--- begin ---

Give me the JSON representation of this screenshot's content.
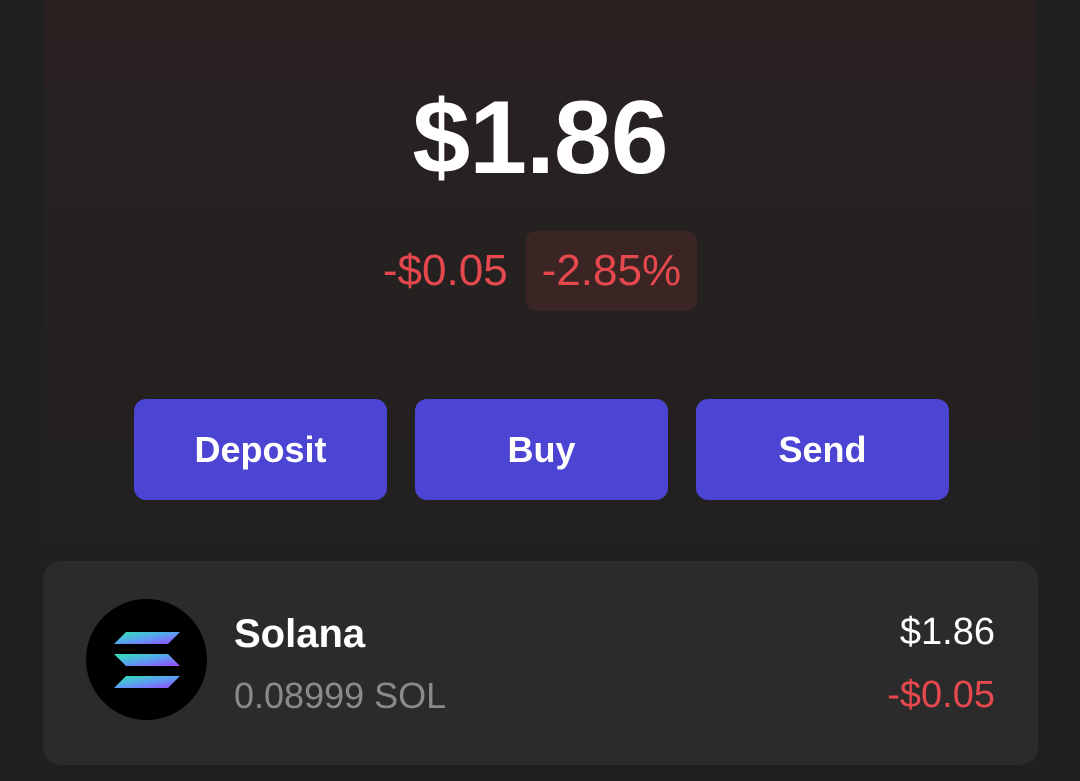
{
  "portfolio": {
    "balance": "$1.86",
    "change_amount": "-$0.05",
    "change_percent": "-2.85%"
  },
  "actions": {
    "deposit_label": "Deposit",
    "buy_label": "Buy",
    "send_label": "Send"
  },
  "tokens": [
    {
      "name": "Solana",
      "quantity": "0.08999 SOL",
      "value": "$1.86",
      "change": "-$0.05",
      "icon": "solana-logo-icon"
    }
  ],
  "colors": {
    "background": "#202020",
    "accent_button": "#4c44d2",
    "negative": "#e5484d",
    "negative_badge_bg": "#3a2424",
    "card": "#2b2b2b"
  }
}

--- end ---
--- begin ---

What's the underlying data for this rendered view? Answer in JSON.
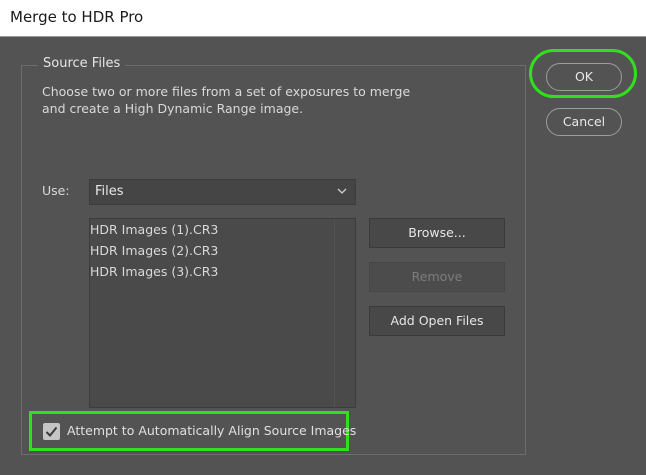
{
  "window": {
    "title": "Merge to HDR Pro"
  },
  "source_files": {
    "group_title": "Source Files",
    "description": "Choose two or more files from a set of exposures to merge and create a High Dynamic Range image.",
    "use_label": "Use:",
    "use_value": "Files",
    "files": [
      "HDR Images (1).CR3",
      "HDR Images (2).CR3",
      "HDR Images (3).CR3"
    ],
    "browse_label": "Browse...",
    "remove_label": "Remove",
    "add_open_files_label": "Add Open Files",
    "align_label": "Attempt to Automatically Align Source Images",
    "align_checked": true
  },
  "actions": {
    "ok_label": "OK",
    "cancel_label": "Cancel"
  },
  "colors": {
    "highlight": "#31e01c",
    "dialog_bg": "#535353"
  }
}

--- end ---

DIRECTIONS FOR THIS TASK:
List every line above that contains the word "Images".

SOLUTION FOR THIS PROBLEM:
      "HDR Images (1).CR3",
      "HDR Images (2).CR3",
      "HDR Images (3).CR3"
    "align_label": "Attempt to Automatically Align Source Images",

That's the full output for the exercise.